_Input_:
*-*-*

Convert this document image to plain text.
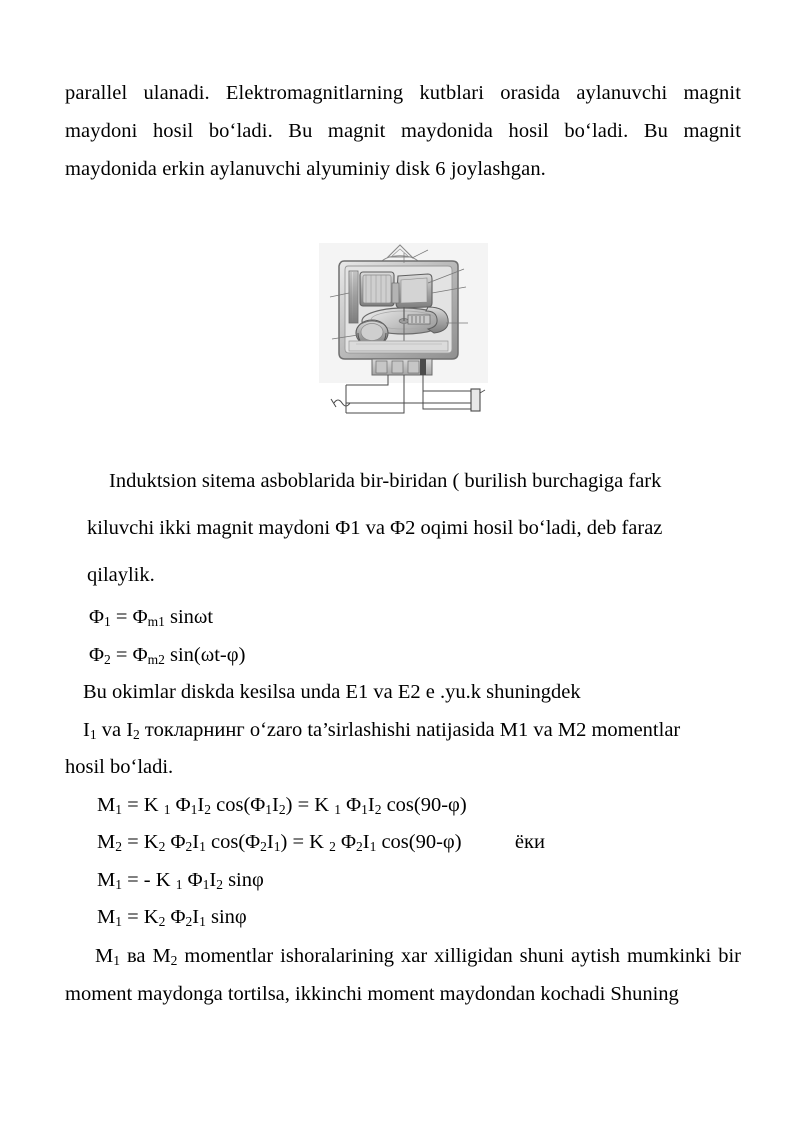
parallel ulanadi. Elektromagnitlarning kutblari orasida aylanuvchi magnit maydoni hosil bo‘ladi. Bu magnit maydonida hosil bo‘ladi. Bu magnit maydonida erkin aylanuvchi alyuminiy disk 6 joylashgan.

Induktsion sitema asboblarida bir-biridan ( burilish burchagiga fark
kiluvchi ikki magnit maydoni Φ1 va Φ2 oqimi hosil bo‘ladi, deb faraz
qilaylik.
$\Phi_1 = \Phi_{m1}$ sinωt
$\Phi_2 = \Phi_{m2}$ sin(ωt-φ)
Bu okimlar diskda kesilsa unda E1 va E2 e .yu.k shuningdek
$I_1$ va $I_2$ токларнинг o‘zaro ta’sirlashishi natijasida M1 va M2 momentlar
hosil bo‘ladi.
$M_1 = K$ $_1$ $\Phi_1I_2$ $\cos(\Phi_1I_2) = K$ $_1$ $\Phi_1I_2$ cos(90-φ)
$M_2 = K_2$ $\Phi_2I_1$ $\cos(\Phi_2I_1) = K$ $_2$ $\Phi_2I_1$ cos(90-φ)	ёки
$M_1$ = - K $_1$ $\Phi_1I_2$ sinφ
$M_1 = K_2$ $\Phi_2I_1$ sinφ

$M_1$ ва $M_2$ momentlar ishoralarining xar xilligidan shuni aytish mumkinki bir moment maydonga tortilsa, ikkinchi moment maydondan kochadi Shuning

*-*-*

_What you need to do_: The entries above should be reproduced exactly, without their pictures.

_Problem solution_:
Convert this document image to plain text.
parallel ulanadi. Elektromagnitlarning kutblari orasida aylanuvchi magnit maydoni hosil bo‘ladi. Bu magnit maydonida hosil bo‘ladi. Bu magnit maydonida erkin aylanuvchi alyuminiy disk 6 joylashgan.

Induktsion sitema asboblarida bir-biridan ( burilish burchagiga fark
kiluvchi ikki magnit maydoni Φ1 va Φ2 oqimi hosil bo‘ladi, deb faraz
qilaylik.
$\Phi_1 = \Phi_{m1}$ sinωt
$\Phi_2 = \Phi_{m2}$ sin(ωt-φ)
Bu okimlar diskda kesilsa unda E1 va E2 e .yu.k shuningdek
$I_1$ va $I_2$ токларнинг o‘zaro ta’sirlashishi natijasida M1 va M2 momentlar
hosil bo‘ladi.
$M_1 = K$ $_1$ $\Phi_1I_2$ $\cos(\Phi_1I_2) = K$ $_1$ $\Phi_1I_2$ cos(90-φ)
$M_2 = K_2$ $\Phi_2I_1$ $\cos(\Phi_2I_1) = K$ $_2$ $\Phi_2I_1$ cos(90-φ)	ёки
$M_1$ = - K $_1$ $\Phi_1I_2$ sinφ
$M_1 = K_2$ $\Phi_2I_1$ sinφ

$M_1$ ва $M_2$ momentlar ishoralarining xar xilligidan shuni aytish mumkinki bir moment maydonga tortilsa, ikkinchi moment maydondan kochadi Shuning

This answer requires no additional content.